■ Dataset rows ■
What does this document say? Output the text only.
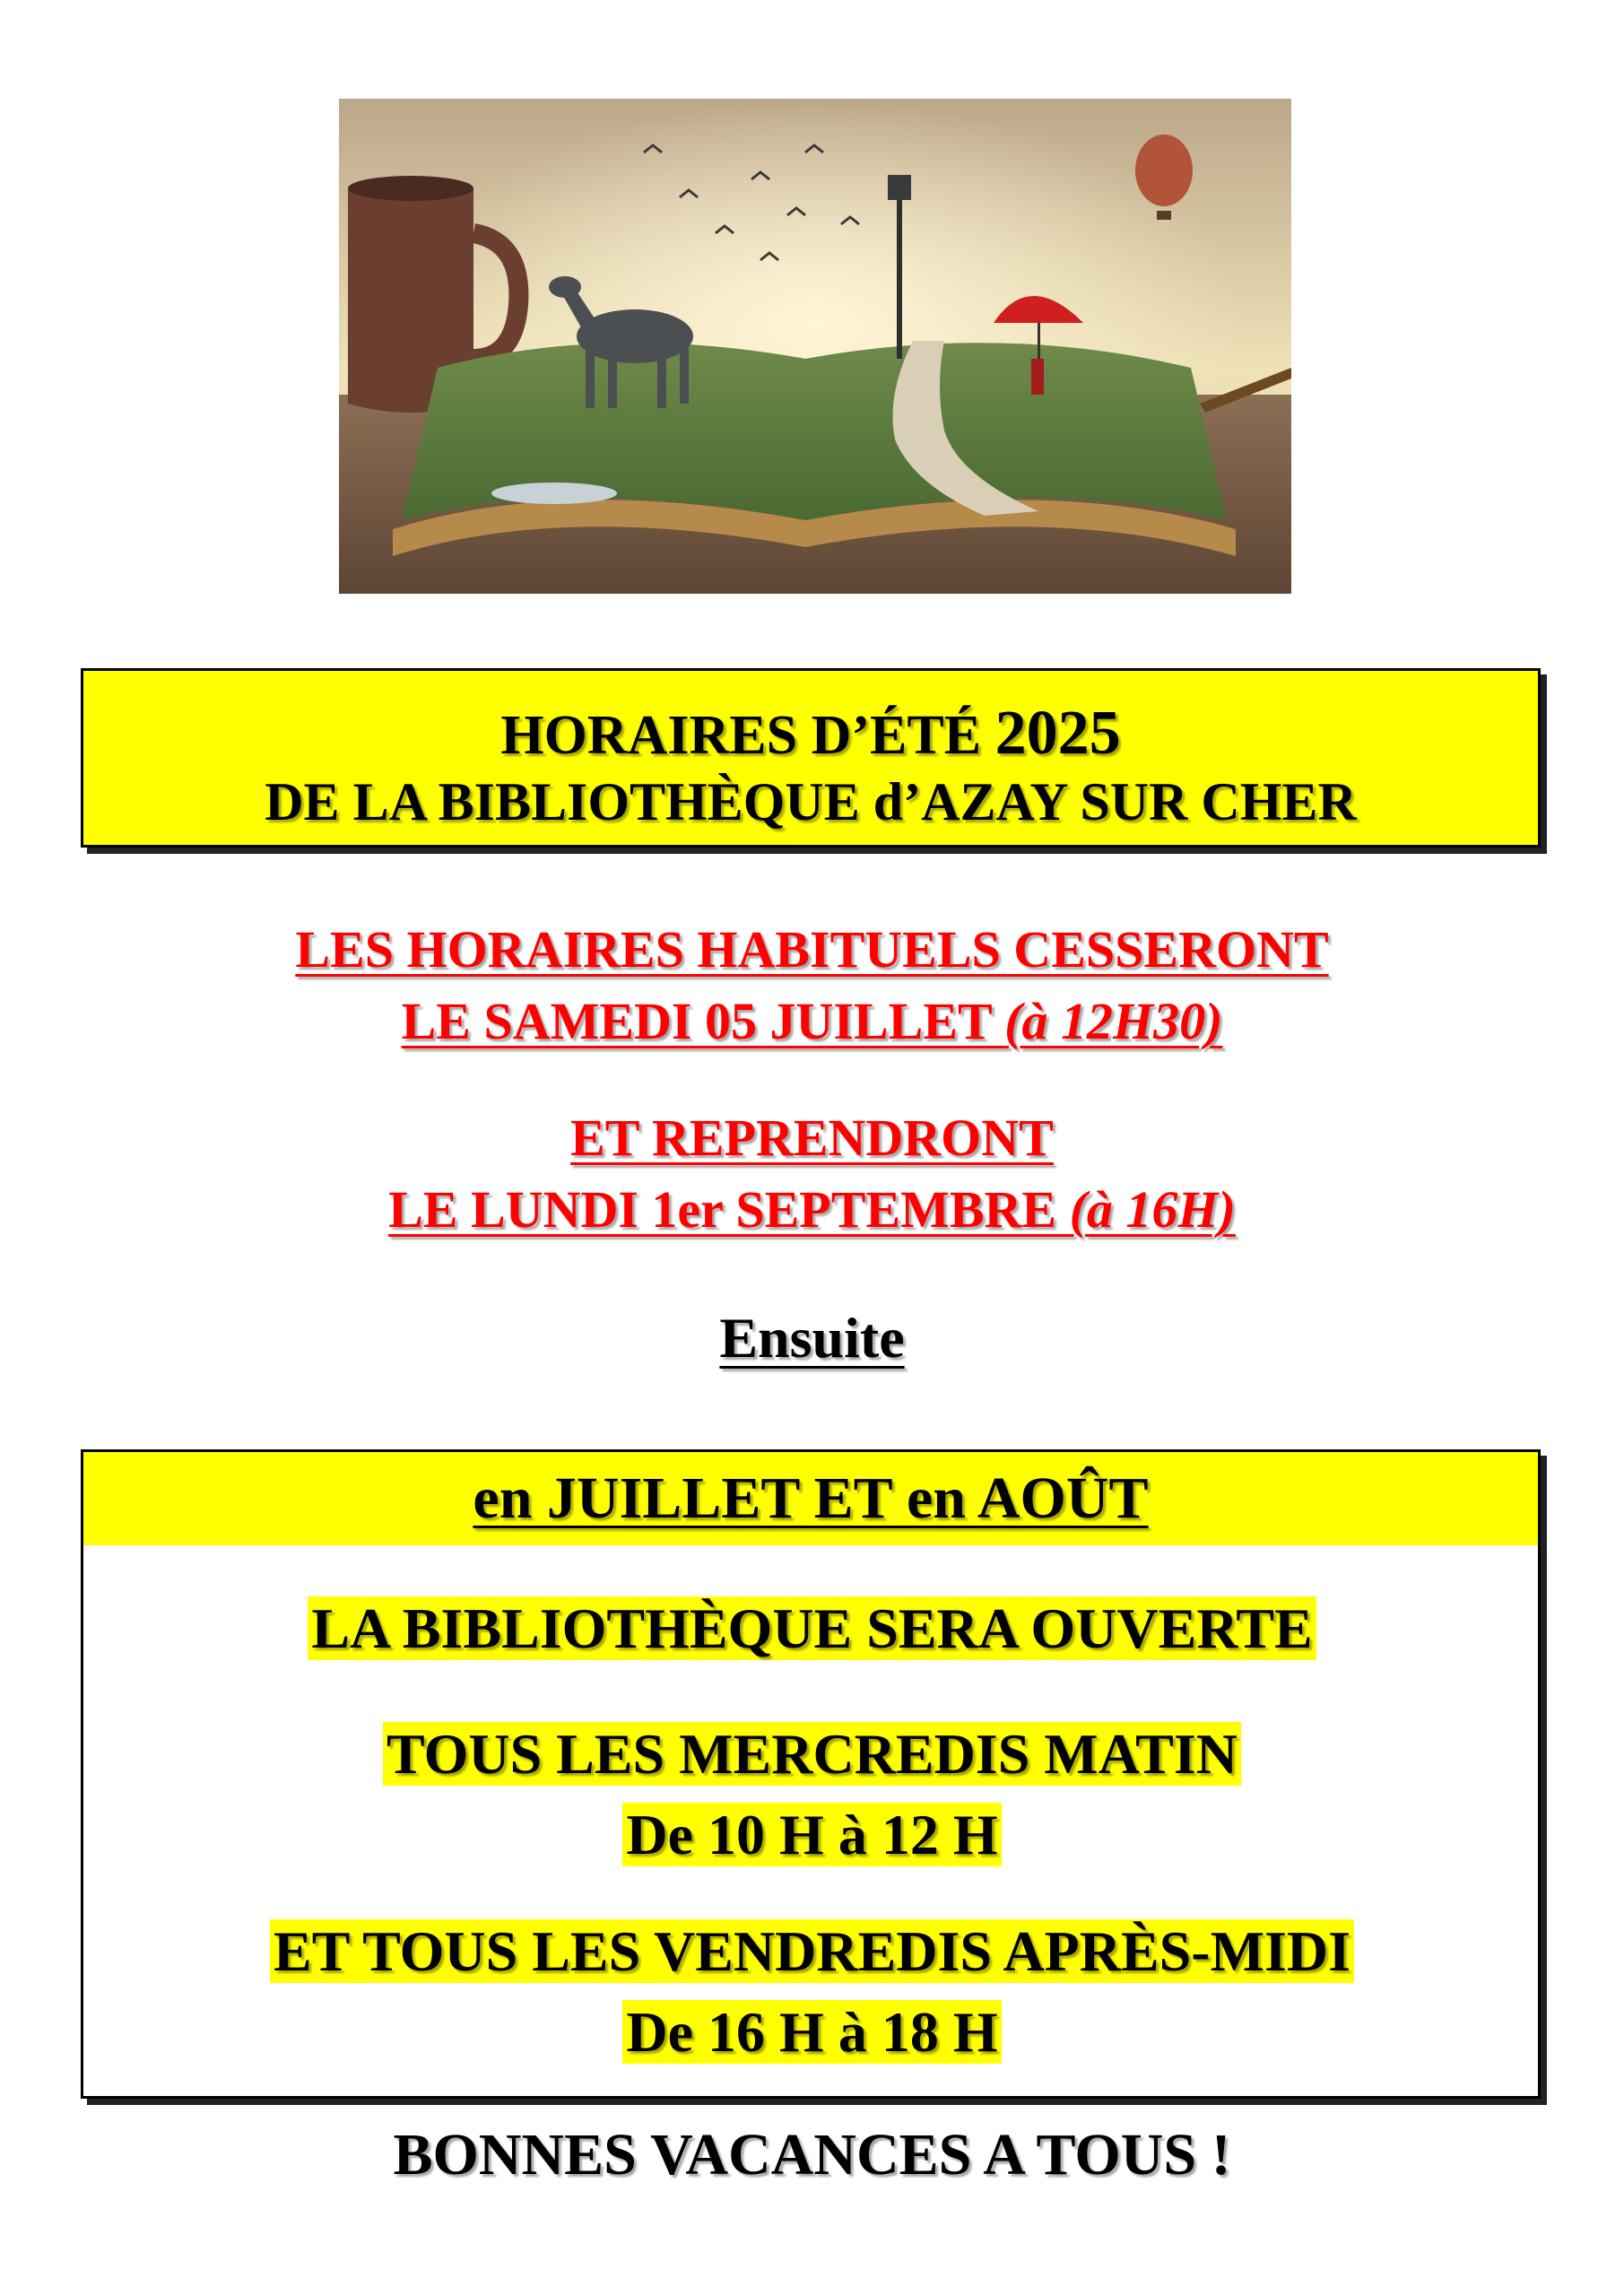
HORAIRES D’ÉTÉ 2025
DE LA BIBLIOTHÈQUE d’AZAY SUR CHER
LES HORAIRES HABITUELS CESSERONT
LE SAMEDI 05 JUILLET (à 12H30)
ET REPRENDRONT
LE LUNDI 1er SEPTEMBRE (à 16H)
Ensuite
en JUILLET ET en AOÛT
LA BIBLIOTHÈQUE SERA OUVERTE
TOUS LES MERCREDIS MATIN
De 10 H à 12 H
ET TOUS LES VENDREDIS APRÈS-MIDI
De 16 H à 18 H
BONNES VACANCES A TOUS !
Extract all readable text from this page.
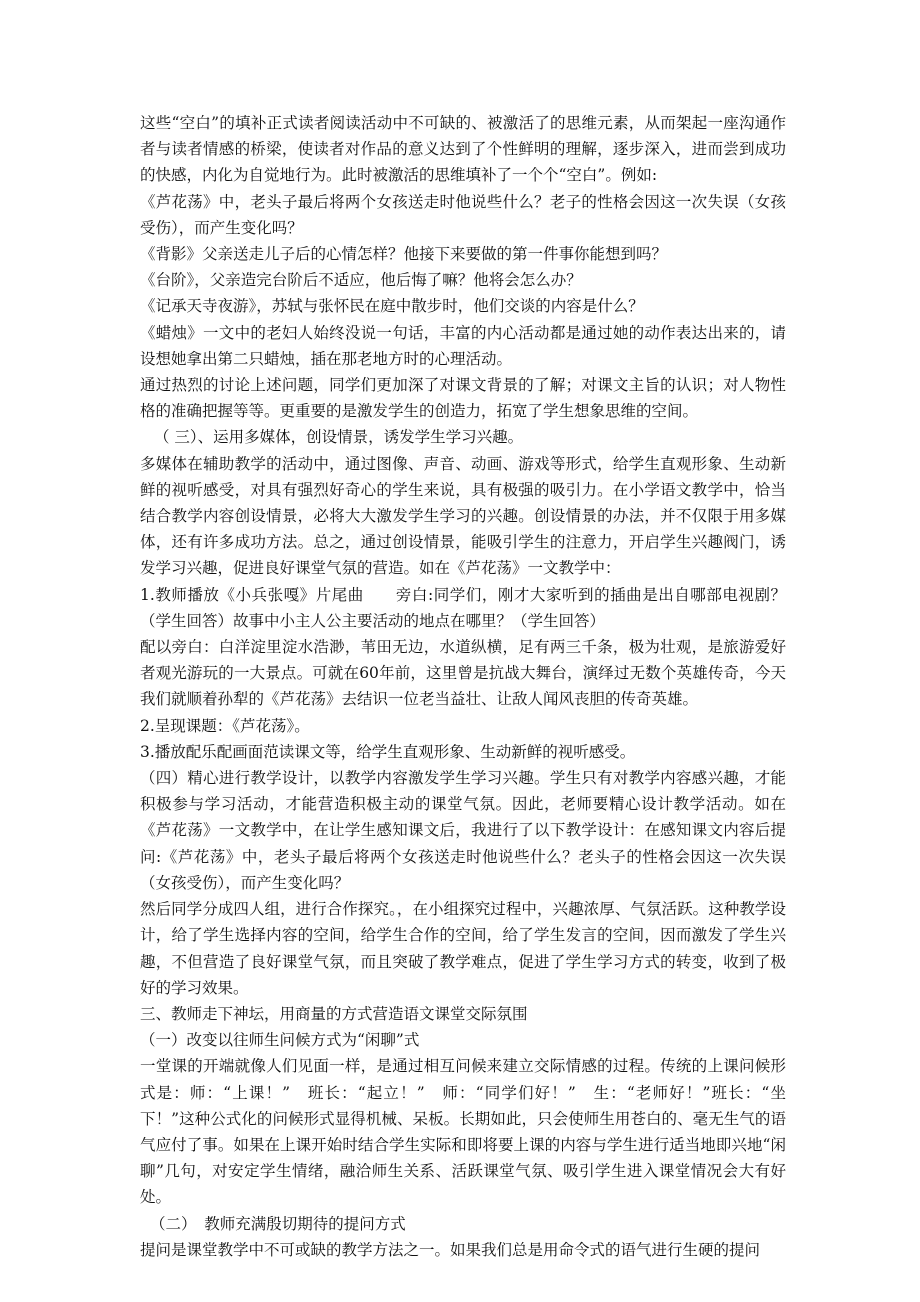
这些“空白”的填补正式读者阅读活动中不可缺的、被激活了的思维元素，从而架起一座沟通作者与读者情感的桥梁，使读者对作品的意义达到了个性鲜明的理解，逐步深入，进而尝到成功的快感，内化为自觉地行为。此时被激活的思维填补了一个个“空白”。例如:

《芦花荡》中，老头子最后将两个女孩送走时他说些什么？老子的性格会因这一次失误（女孩受伤），而产生变化吗？

《背影》父亲送走儿子后的心情怎样？他接下来要做的第一件事你能想到吗？

《台阶》，父亲造完台阶后不适应，他后悔了嘛？他将会怎么办？

《记承天寺夜游》，苏轼与张怀民在庭中散步时，他们交谈的内容是什么？

《蜡烛》一文中的老妇人始终没说一句话，丰富的内心活动都是通过她的动作表达出来的，请设想她拿出第二只蜡烛，插在那老地方时的心理活动。

通过热烈的讨论上述问题，同学们更加深了对课文背景的了解；对课文主旨的认识；对人物性格的准确把握等等。更重要的是激发学生的创造力，拓宽了学生想象思维的空间。

（ 三）、运用多媒体，创设情景，诱发学生学习兴趣。

多媒体在辅助教学的活动中，通过图像、声音、动画、游戏等形式，给学生直观形象、生动新鲜的视听感受，对具有强烈好奇心的学生来说，具有极强的吸引力。在小学语文教学中，恰当结合教学内容创设情景，必将大大激发学生学习的兴趣。创设情景的办法，并不仅限于用多媒体，还有许多成功方法。总之，通过创设情景，能吸引学生的注意力，开启学生兴趣阀门，诱发学习兴趣，促进良好课堂气氛的营造。如在《芦花荡》一文教学中：

1.教师播放《小兵张嘎》片尾曲　　旁白:同学们，刚才大家听到的插曲是出自哪部电视剧？（学生回答）故事中小主人公主要活动的地点在哪里？（学生回答）

配以旁白：白洋淀里淀水浩渺，苇田无边，水道纵横，足有两三千条，极为壮观，是旅游爱好者观光游玩的一大景点。可就在60年前，这里曾是抗战大舞台，演绎过无数个英雄传奇，今天我们就顺着孙犁的《芦花荡》去结识一位老当益壮、让敌人闻风丧胆的传奇英雄。

2.呈现课题：《芦花荡》。

3.播放配乐配画面范读课文等，给学生直观形象、生动新鲜的视听感受。

（四）精心进行教学设计，以教学内容激发学生学习兴趣。学生只有对教学内容感兴趣，才能积极参与学习活动，才能营造积极主动的课堂气氛。因此，老师要精心设计教学活动。如在《芦花荡》一文教学中，在让学生感知课文后，我进行了以下教学设计：在感知课文内容后提问:《芦花荡》中，老头子最后将两个女孩送走时他说些什么？老头子的性格会因这一次失误（女孩受伤），而产生变化吗？

然后同学分成四人组，进行合作探究。，在小组探究过程中，兴趣浓厚、气氛活跃。这种教学设计，给了学生选择内容的空间，给学生合作的空间，给了学生发言的空间，因而激发了学生兴趣，不但营造了良好课堂气氛，而且突破了教学难点，促进了学生学习方式的转变，收到了极好的学习效果。

三、教师走下神坛，用商量的方式营造语文课堂交际氛围

（一）改变以往师生问候方式为“闲聊”式

一堂课的开端就像人们见面一样，是通过相互问候来建立交际情感的过程。传统的上课问候形式是：师：“上课！”　班长：“起立！”　师：“同学们好！”　生：“老师好！”班长：“坐下！”这种公式化的问候形式显得机械、呆板。长期如此，只会使师生用苍白的、毫无生气的语气应付了事。如果在上课开始时结合学生实际和即将要上课的内容与学生进行适当地即兴地“闲聊”几句，对安定学生情绪，融洽师生关系、活跃课堂气氛、吸引学生进入课堂情况会大有好处。

（二）　教师充满殷切期待的提问方式

提问是课堂教学中不可或缺的教学方法之一。如果我们总是用命令式的语气进行生硬的提问
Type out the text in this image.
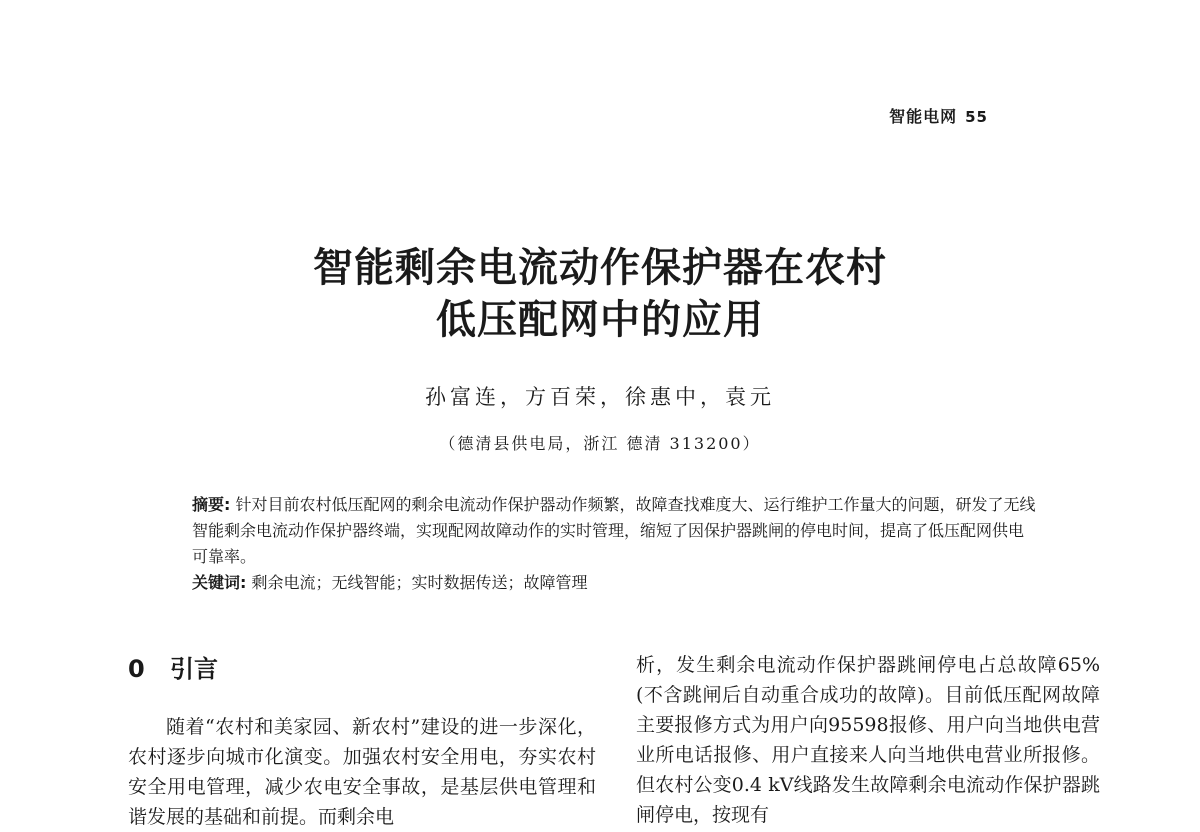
智能电网 55
智能剩余电流动作保护器在农村
低压配网中的应用
孙富连，方百荣，徐惠中，袁元
（德清县供电局，浙江 德清 313200）

摘要: 针对目前农村低压配网的剩余电流动作保护器动作频繁，故障查找难度大、运行维护工作量大的问题，研发了无线智能剩余电流动作保护器终端，实现配网故障动作的实时管理，缩短了因保护器跳闸的停电时间，提高了低压配网供电可靠率。

关键词: 剩余电流；无线智能；实时数据传送；故障管理

0 引言

随着“农村和美家园、新农村”建设的进一步深化，农村逐步向城市化演变。加强农村安全用电，夯实农村安全用电管理，减少农电安全事故，是基层供电管理和谐发展的基础和前提。而剩余电

析，发生剩余电流动作保护器跳闸停电占总故障65%(不含跳闸后自动重合成功的故障)。目前低压配网故障主要报修方式为用户向95598报修、用户向当地供电营业所电话报修、用户直接来人向当地供电营业所报修。但农村公变0.4 kV线路发生故障剩余电流动作保护器跳闸停电，按现有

■ Short exercise ■
Pictures must be left out. Repeat exactly the lines from the one containing "Type out the text in this image." through the final line of the data.

■ Task response ■
Type out the text in this image.
智能电网 55
智能剩余电流动作保护器在农村
低压配网中的应用
孙富连，方百荣，徐惠中，袁元
（德清县供电局，浙江 德清 313200）

摘要: 针对目前农村低压配网的剩余电流动作保护器动作频繁，故障查找难度大、运行维护工作量大的问题，研发了无线智能剩余电流动作保护器终端，实现配网故障动作的实时管理，缩短了因保护器跳闸的停电时间，提高了低压配网供电可靠率。

关键词: 剩余电流；无线智能；实时数据传送；故障管理

0 引言

随着“农村和美家园、新农村”建设的进一步深化，农村逐步向城市化演变。加强农村安全用电，夯实农村安全用电管理，减少农电安全事故，是基层供电管理和谐发展的基础和前提。而剩余电

析，发生剩余电流动作保护器跳闸停电占总故障65%(不含跳闸后自动重合成功的故障)。目前低压配网故障主要报修方式为用户向95598报修、用户向当地供电营业所电话报修、用户直接来人向当地供电营业所报修。但农村公变0.4 kV线路发生故障剩余电流动作保护器跳闸停电，按现有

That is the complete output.